Selected passage:
════════════════════

For the first time in a quarter-century, the match ball supply contract for European club football’s flagship competition is open to competitive bidding. UC3, the UEFA–ECA joint venture managing commercial rights, has set a March 24 deadline for bids covering all three UEFA club competitions from 2027-28.
Adidas has supplied the official match ball for the UEFA Champions League (UCL) since 2001, but the German sportswear giant faces a competitive bidding process for the first time in 25 years after UEFA Club Competitions SA (UCC) – the joint venture between UEFA and the European Club Association (ECA) that controls the commercial rights for European club competitions – launched a formal tender for the category.
According to reports by SportsPro, Mundodeportivo and Sportcal, interested parties have until March 24, 2026, to submit bids. The scope of the tender extends beyond the Champions League to include the Europa League and the Conference League – a combined program of 531 matches per season. UCC and Relevent are reportedly open to awarding those competitions as a single bundled contract or as separate deals, according to SportsPro.

════════════════════

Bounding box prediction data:
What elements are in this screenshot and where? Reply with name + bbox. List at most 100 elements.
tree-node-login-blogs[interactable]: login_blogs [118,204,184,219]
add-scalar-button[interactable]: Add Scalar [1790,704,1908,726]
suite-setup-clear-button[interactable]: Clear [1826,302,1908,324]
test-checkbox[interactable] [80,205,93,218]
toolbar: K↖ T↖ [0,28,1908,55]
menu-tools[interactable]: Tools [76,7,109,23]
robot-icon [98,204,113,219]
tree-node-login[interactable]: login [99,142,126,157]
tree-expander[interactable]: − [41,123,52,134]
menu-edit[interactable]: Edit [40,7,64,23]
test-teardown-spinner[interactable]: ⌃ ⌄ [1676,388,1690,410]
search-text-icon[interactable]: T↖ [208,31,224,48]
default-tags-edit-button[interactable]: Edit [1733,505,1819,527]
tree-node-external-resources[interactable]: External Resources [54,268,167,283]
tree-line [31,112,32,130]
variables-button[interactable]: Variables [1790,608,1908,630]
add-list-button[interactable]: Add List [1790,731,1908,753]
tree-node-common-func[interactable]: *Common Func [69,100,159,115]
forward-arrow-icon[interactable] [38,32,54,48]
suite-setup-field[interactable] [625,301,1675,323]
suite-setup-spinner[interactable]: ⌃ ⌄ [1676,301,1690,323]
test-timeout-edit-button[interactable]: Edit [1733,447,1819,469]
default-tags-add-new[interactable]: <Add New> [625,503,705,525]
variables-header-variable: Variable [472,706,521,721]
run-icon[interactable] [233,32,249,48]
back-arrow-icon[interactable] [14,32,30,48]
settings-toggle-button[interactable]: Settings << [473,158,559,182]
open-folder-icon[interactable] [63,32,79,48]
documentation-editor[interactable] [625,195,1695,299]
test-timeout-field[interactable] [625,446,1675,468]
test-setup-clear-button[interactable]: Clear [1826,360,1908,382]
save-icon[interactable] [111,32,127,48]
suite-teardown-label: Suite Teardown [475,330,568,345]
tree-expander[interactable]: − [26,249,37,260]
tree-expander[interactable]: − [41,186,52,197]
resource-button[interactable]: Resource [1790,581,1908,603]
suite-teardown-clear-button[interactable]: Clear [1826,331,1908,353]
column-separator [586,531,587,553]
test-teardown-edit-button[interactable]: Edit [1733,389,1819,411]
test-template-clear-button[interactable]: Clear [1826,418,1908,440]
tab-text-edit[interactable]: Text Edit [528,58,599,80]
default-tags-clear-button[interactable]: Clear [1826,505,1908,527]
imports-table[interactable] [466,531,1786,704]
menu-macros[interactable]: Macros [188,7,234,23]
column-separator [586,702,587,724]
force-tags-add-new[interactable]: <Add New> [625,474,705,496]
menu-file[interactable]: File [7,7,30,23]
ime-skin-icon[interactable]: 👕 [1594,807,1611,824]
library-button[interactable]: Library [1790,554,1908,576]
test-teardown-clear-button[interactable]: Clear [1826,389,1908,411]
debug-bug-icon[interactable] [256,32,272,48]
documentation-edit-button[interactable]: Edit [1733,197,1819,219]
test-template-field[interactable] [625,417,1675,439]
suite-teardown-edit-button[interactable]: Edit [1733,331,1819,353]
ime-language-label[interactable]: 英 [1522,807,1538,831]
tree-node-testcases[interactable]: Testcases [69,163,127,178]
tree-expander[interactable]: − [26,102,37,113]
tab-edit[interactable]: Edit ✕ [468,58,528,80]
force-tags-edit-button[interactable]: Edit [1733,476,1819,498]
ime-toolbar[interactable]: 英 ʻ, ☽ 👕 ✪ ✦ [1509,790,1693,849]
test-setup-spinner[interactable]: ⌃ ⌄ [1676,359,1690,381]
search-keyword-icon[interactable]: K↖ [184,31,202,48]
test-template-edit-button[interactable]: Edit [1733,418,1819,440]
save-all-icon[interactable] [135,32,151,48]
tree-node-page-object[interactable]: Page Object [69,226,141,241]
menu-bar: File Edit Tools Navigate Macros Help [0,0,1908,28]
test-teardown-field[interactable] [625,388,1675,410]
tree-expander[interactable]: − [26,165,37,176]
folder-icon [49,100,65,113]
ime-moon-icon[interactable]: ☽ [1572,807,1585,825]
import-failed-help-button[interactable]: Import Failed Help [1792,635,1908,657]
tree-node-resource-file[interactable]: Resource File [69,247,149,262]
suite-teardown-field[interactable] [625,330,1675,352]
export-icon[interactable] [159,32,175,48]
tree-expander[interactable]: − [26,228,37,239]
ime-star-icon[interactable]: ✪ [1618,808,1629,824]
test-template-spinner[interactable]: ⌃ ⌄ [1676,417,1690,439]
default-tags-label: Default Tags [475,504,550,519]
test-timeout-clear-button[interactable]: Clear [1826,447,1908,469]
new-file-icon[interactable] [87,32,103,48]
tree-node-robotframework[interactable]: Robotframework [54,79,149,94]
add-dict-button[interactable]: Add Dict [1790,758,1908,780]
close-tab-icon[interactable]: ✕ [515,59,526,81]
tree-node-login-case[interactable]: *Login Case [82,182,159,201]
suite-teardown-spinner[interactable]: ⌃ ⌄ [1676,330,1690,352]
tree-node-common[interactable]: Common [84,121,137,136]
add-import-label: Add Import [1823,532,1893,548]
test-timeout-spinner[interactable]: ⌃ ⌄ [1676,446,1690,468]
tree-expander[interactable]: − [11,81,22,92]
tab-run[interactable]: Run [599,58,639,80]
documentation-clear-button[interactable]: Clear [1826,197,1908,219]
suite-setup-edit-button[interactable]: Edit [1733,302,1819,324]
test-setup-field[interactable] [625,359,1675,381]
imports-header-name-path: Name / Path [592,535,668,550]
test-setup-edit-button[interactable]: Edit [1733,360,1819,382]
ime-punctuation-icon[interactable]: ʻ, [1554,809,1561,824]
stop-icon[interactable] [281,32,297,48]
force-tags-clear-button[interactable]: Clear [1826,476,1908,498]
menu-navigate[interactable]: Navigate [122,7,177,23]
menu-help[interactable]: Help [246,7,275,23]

════════════════════

Activity list:
1: Name every news outlet that the match ball tender article cites as reporting on the bidding process.
2: Extend the article on the match ball tender with another paragraph that picks up after its last sentence.

Solved problems:
1: SportsPro, Mundodeportivo, Sportcal

2:
Puma leads the challenger field
Both Nike and Puma have been identified as potential bidders, though their competitive positions differ meaningfully. Nike is reported to be scaling back its investment in European football more broadly, while Puma has spent the past several seasons systematically displacing its rivals as the dominant match ball supplier across Europe’s major domestic leagues.
Puma ended Nike’s 25-year run as the official ball of the English Premier League at the start of this season, having already replaced the American brand in Italy’s Serie A from the 2022–23 campaign. The brand has also held the official ball contract for Spain’s La Liga since 2019–20. That competitive record makes Puma the most credible challenger for the UEFA business.
Adidas holds advantages beyond football
A renewal remains entirely plausible. Adidas not only supplies the UCL ball but also provides the official match ball for the FIFA World Cup and the UEFA European Championship — a breadth of tournament presence that has commercial value beyond any single contract. The brand is also set to return as the exclusive ball supplier for the Bundesliga and 2. Bundesliga from the 2026–27 season, in a deal announced last year.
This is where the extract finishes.